[Dataset items]
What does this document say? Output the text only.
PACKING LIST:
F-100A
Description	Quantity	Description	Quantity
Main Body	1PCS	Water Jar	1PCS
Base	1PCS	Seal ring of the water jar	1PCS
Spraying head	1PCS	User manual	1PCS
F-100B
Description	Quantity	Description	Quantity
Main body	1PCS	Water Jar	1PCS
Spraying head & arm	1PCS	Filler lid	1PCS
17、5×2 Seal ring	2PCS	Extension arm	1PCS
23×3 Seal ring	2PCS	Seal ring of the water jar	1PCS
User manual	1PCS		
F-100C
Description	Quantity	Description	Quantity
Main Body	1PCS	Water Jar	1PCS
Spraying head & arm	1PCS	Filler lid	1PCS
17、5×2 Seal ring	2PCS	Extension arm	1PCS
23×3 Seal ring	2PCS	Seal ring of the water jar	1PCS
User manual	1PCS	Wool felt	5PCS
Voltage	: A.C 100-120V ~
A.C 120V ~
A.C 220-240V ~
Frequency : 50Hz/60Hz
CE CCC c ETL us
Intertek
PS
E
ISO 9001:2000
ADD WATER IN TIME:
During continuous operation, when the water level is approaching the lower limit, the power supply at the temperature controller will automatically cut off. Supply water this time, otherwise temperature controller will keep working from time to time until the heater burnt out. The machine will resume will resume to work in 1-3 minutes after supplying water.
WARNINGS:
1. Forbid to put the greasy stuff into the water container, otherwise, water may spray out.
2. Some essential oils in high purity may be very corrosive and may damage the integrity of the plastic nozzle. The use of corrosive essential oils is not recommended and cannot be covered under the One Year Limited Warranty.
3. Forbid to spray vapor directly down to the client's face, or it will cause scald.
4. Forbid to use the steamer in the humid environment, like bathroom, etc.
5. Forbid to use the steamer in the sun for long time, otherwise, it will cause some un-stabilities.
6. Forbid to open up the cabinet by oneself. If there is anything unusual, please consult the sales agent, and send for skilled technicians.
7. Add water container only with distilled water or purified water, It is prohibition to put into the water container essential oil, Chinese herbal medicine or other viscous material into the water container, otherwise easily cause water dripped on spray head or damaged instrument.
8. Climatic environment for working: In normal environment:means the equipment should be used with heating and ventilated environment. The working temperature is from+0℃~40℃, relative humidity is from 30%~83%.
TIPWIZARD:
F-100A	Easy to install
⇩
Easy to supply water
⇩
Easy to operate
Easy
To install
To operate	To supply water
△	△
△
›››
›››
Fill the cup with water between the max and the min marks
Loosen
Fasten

» **Direction**:
Search the preceding listing for the word "temperature" and pull out every line that holds it.

» **Final result**:
During continuous operation, when the water level is approaching the lower limit, the power supply at the temperature controller will automatically cut off. Supply water this time, otherwise temperature controller will keep working from time to time until the heater burnt out. The machine will resume will resume to work in 1-3 minutes after supplying water.
8. Climatic environment for working: In normal environment:means the equipment should be used with heating and ventilated environment. The working temperature is from+0℃~40℃, relative humidity is from 30%~83%.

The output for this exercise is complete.